### YOUR INSTRUCTIONS
Write out the lines below, keeping every character unchanged, from the line with "y-tick-label: 6,960.0 [65,320,115,337]" to the line with "data-label: 6,846 [432,316,458,327]", both included.

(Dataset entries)
>> BEGIN

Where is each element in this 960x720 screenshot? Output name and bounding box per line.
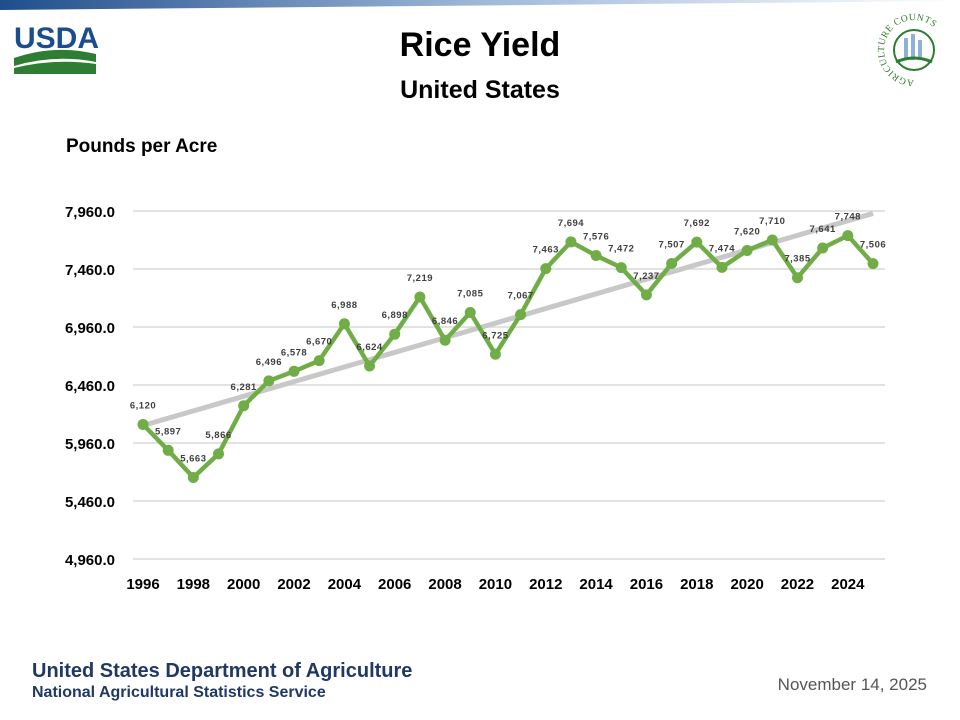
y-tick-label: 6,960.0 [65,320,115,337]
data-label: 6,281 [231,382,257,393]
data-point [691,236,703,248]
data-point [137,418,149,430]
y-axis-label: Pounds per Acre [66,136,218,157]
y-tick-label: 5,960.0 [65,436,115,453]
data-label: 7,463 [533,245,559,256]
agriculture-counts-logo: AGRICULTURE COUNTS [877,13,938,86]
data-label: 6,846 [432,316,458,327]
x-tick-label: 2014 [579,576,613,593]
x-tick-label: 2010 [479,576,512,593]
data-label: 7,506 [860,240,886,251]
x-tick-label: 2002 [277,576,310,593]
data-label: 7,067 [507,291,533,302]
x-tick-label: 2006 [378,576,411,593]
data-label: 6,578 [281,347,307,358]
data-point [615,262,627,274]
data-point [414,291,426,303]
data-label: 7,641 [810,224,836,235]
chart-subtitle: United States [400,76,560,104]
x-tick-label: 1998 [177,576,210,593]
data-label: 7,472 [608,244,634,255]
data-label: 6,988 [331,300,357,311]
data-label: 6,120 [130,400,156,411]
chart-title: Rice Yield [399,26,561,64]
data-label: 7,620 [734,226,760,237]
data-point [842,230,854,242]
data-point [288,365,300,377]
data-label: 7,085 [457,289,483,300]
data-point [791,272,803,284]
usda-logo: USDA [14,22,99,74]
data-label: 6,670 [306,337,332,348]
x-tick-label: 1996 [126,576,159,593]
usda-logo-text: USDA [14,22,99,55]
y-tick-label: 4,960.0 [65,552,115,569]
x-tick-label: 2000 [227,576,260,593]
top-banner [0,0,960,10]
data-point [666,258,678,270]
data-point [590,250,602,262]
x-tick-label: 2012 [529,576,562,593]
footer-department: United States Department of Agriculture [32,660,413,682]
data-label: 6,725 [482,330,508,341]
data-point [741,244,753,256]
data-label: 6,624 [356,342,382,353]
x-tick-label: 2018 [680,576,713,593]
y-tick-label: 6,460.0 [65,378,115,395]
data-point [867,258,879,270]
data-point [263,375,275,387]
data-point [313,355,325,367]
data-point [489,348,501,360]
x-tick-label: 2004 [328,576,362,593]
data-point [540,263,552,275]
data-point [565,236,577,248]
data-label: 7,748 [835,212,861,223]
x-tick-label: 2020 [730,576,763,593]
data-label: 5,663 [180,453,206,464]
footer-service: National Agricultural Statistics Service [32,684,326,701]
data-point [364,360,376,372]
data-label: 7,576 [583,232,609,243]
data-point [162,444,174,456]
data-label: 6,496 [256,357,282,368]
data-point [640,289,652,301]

>> END

### EXERCISE ANSWER
y-tick-label: 6,960.0 [65,320,115,337]
data-label: 6,281 [231,382,257,393]
data-point [691,236,703,248]
data-point [137,418,149,430]
y-axis-label: Pounds per Acre [66,136,218,157]
y-tick-label: 5,960.0 [65,436,115,453]
data-label: 7,463 [533,245,559,256]
agriculture-counts-logo: AGRICULTURE COUNTS [877,13,938,86]
data-label: 6,846 [432,316,458,327]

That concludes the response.